* _Written task_:
Return the data exactly, with all pictures removed.

##### Given records #####

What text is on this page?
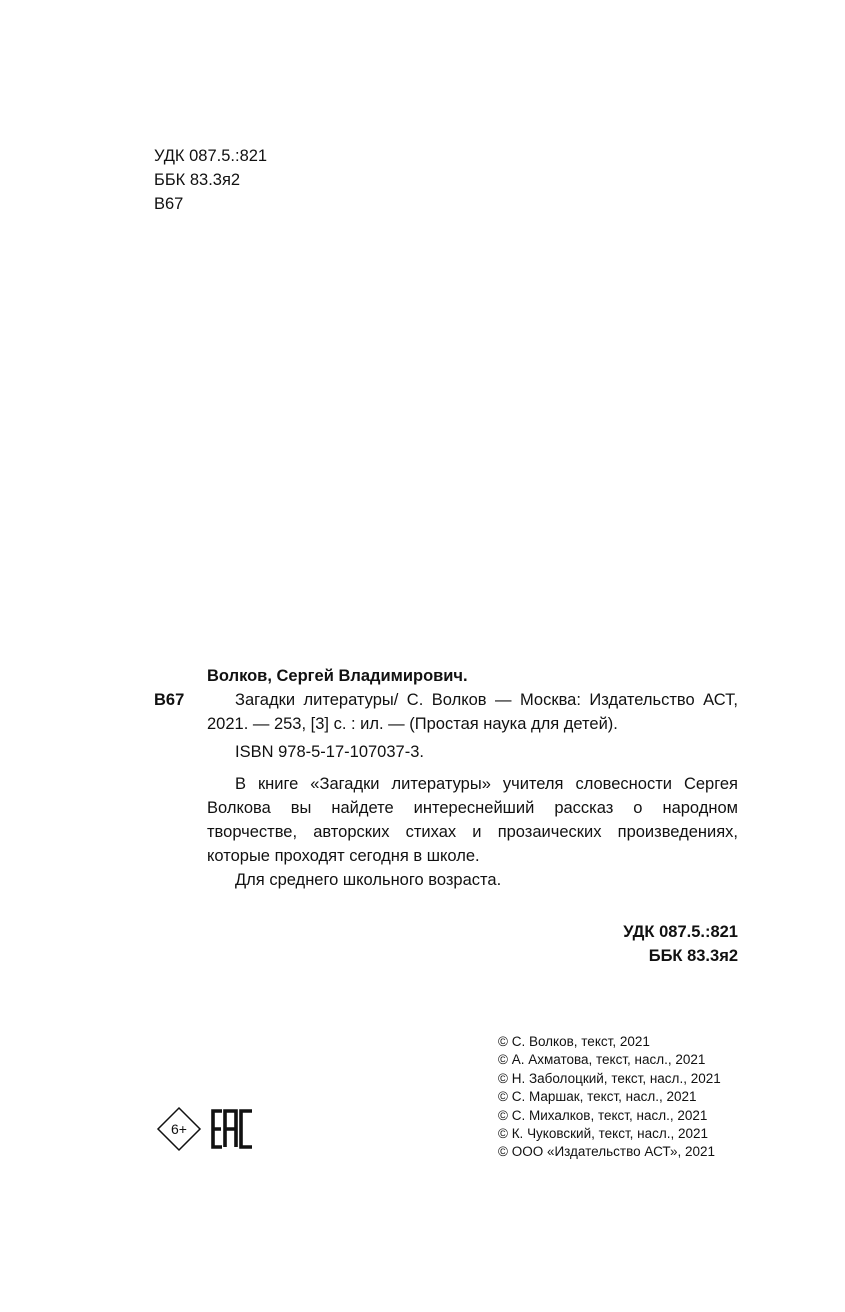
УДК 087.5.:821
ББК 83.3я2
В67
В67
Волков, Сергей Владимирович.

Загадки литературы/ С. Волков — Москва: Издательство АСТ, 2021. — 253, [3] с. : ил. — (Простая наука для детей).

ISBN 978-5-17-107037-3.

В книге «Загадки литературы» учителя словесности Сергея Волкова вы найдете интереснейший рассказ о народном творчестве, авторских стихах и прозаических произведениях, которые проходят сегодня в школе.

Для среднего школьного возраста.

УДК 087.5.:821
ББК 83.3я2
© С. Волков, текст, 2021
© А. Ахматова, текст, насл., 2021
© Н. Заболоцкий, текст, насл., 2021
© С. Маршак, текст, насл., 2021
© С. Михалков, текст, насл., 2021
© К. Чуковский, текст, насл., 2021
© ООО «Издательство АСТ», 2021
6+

#####

* _Answer for the task_:
What text is on this page?
УДК 087.5.:821
ББК 83.3я2
В67
В67
Волков, Сергей Владимирович.

Загадки литературы/ С. Волков — Москва: Издательство АСТ, 2021. — 253, [3] с. : ил. — (Простая наука для детей).

ISBN 978-5-17-107037-3.

В книге «Загадки литературы» учителя словесности Сергея Волкова вы найдете интереснейший рассказ о народном творчестве, авторских стихах и прозаических произведениях, которые проходят сегодня в школе.

Для среднего школьного возраста.

УДК 087.5.:821
ББК 83.3я2
© С. Волков, текст, 2021
© А. Ахматова, текст, насл., 2021
© Н. Заболоцкий, текст, насл., 2021
© С. Маршак, текст, насл., 2021
© С. Михалков, текст, насл., 2021
© К. Чуковский, текст, насл., 2021
© ООО «Издательство АСТ», 2021
6+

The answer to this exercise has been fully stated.